Exercise aim: Scan the records for the word "distances". Copy each line that includes it.
-- start Working data --
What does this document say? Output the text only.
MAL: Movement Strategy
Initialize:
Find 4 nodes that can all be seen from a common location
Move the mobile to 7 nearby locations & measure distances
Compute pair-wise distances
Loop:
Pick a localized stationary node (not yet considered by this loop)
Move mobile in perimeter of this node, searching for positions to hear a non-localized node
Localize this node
-- end Working data --
Result for this exercise:
Move the mobile to 7 nearby locations & measure distances
Compute pair-wise distances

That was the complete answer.